Exercise prompt
Make an exact copy of the entries, and keep any pictures out of it.

Material to process
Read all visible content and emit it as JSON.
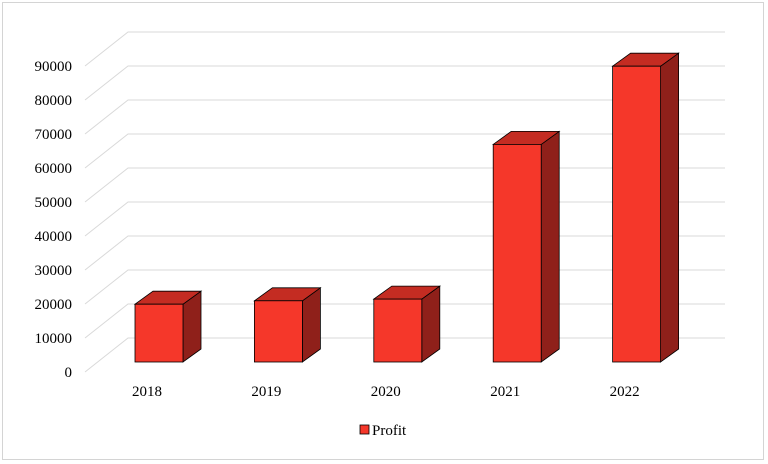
{
  "chart_data": {
    "type": "bar",
    "title": "",
    "xlabel": "",
    "ylabel": "",
    "categories": [
      "2018",
      "2019",
      "2020",
      "2021",
      "2022"
    ],
    "series": [
      {
        "name": "Profit",
        "values": [
          17000,
          18000,
          18500,
          64000,
          87000
        ]
      }
    ],
    "ylim": [
      0,
      100000
    ],
    "yticks": [
      0,
      10000,
      20000,
      30000,
      40000,
      50000,
      60000,
      70000,
      80000,
      90000
    ],
    "ytick_labels": [
      "0",
      "10000",
      "20000",
      "30000",
      "40000",
      "50000",
      "60000",
      "70000",
      "80000",
      "90000"
    ],
    "grid": true,
    "three_d": true,
    "legend_position": "bottom",
    "colors": {
      "bar_front": "#f5372a",
      "bar_top": "#c42c22",
      "bar_side": "#8f201a",
      "outline": "#000000",
      "grid": "#d9d9d9"
    }
  }
}
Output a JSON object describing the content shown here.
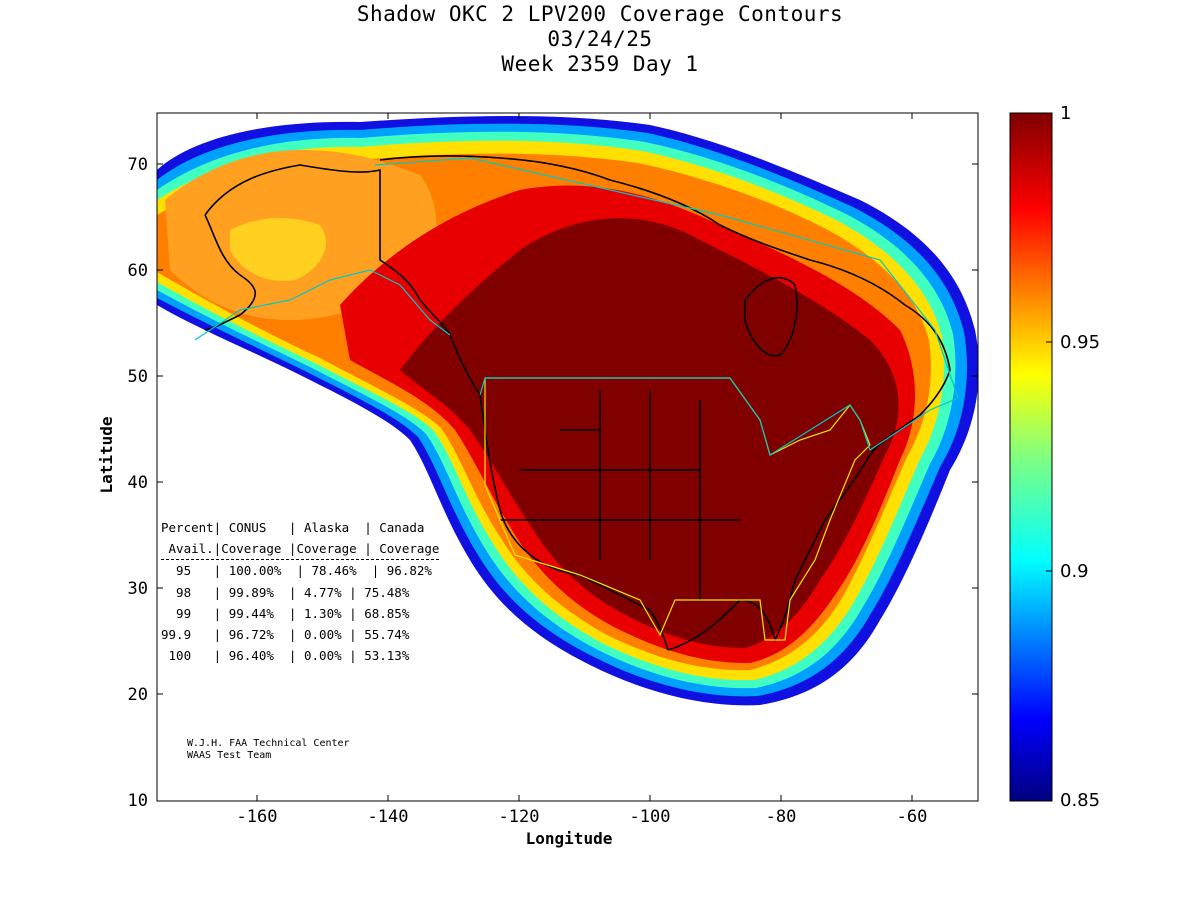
{
  "title": {
    "line1": "Shadow OKC 2 LPV200 Coverage Contours",
    "line2": "03/24/25",
    "line3": "Week 2359 Day 1"
  },
  "axes": {
    "xlabel": "Longitude",
    "ylabel": "Latitude",
    "xticks": [
      "-160",
      "-140",
      "-120",
      "-100",
      "-80",
      "-60"
    ],
    "yticks": [
      "70",
      "60",
      "50",
      "40",
      "30",
      "20",
      "10"
    ],
    "xlim": [
      -175,
      -50
    ],
    "ylim": [
      10,
      75
    ]
  },
  "colorbar": {
    "range": [
      0.85,
      1
    ],
    "labels": [
      "1",
      "0.95",
      "0.9",
      "0.85"
    ],
    "colormap": "jet"
  },
  "stats_table": {
    "header1": "Percent| CONUS   | Alaska  | Canada",
    "header2": " Avail.|Coverage |Coverage | Coverage",
    "rows": [
      "  95   | 100.00%  | 78.46%  | 96.82%",
      "  98   | 99.89%  | 4.77% | 75.48%",
      "  99   | 99.44%  | 1.30% | 68.85%",
      "99.9   | 96.72%  | 0.00% | 55.74%",
      " 100   | 96.40%  | 0.00% | 53.13%"
    ]
  },
  "credit": {
    "line1": "W.J.H. FAA Technical Center",
    "line2": "WAAS Test Team"
  },
  "colors": {
    "max_coverage": "#800000",
    "outer_edge": "#0000c8",
    "service_volume_outline": "#e8e800",
    "fir_outline": "#00c8c8"
  }
}
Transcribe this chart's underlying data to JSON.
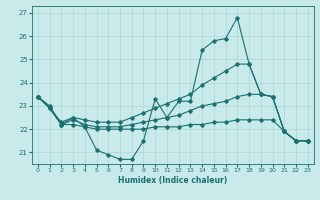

Correct output
Read all visible content and emit it as JSON.
{
  "chart_data": {
    "type": "bar",
    "title": "",
    "xlabel": "",
    "ylabel": "",
    "categories": [
      "2018",
      "2019",
      "2020",
      "2021",
      "2022"
    ],
    "series": [
      {
        "name": "Profit",
        "values": [
          17000,
          18000,
          18500,
          64000,
          87000
        ]
      }
    ],
    "ylim": [
      0,
      100000
    ],
    "yticks": [
      0,
      10000,
      20000,
      30000,
      40000,
      50000,
      60000,
      70000,
      80000,
      90000
    ],
    "ytick_labels": [
      "0",
      "10000",
      "20000",
      "30000",
      "40000",
      "50000",
      "60000",
      "70000",
      "80000",
      "90000"
    ],
    "grid": true,
    "three_d": true,
    "legend_position": "bottom",
    "colors": {
      "bar_front": "#f5372a",
      "bar_top": "#c42c22",
      "bar_side": "#8f201a",
      "outline": "#000000",
      "grid": "#d9d9d9"
    }
  }
}
Output a JSON object describing the content shown here.
{
  "title": {
    "line1": "Shadow OKC 2 LPV200 Coverage Contours",
    "line2": "03/24/25",
    "line3": "Week 2359 Day 1"
  },
  "axes": {
    "xlabel": "Longitude",
    "ylabel": "Latitude",
    "xticks": [
      "-160",
      "-140",
      "-120",
      "-100",
      "-80",
      "-60"
    ],
    "yticks": [
      "70",
      "60",
      "50",
      "40",
      "30",
      "20",
      "10"
    ],
    "xlim": [
      -175,
      -50
    ],
    "ylim": [
      10,
      75
    ]
  },
  "colorbar": {
    "range": [
      0.85,
      1
    ],
    "labels": [
      "1",
      "0.95",
      "0.9",
      "0.85"
    ],
    "colormap": "jet"
  },
  "stats_table": {
    "header1": "Percent| CONUS   | Alaska  | Canada",
    "header2": " Avail.|Coverage |Coverage | Coverage",
    "rows": [
      "  95   | 100.00%  | 78.46%  | 96.82%",
      "  98   | 99.89%  | 4.77% | 75.48%",
      "  99   | 99.44%  | 1.30% | 68.85%",
      "99.9   | 96.72%  | 0.00% | 55.74%",
      " 100   | 96.40%  | 0.00% | 53.13%"
    ]
  },
  "credit": {
    "line1": "W.J.H. FAA Technical Center",
    "line2": "WAAS Test Team"
  },
  "colors": {
    "max_coverage": "#800000",
    "outer_edge": "#0000c8",
    "service_volume_outline": "#e8e800",
    "fir_outline": "#00c8c8"
  }
}
Transcribe this chart's underlying data to JSON.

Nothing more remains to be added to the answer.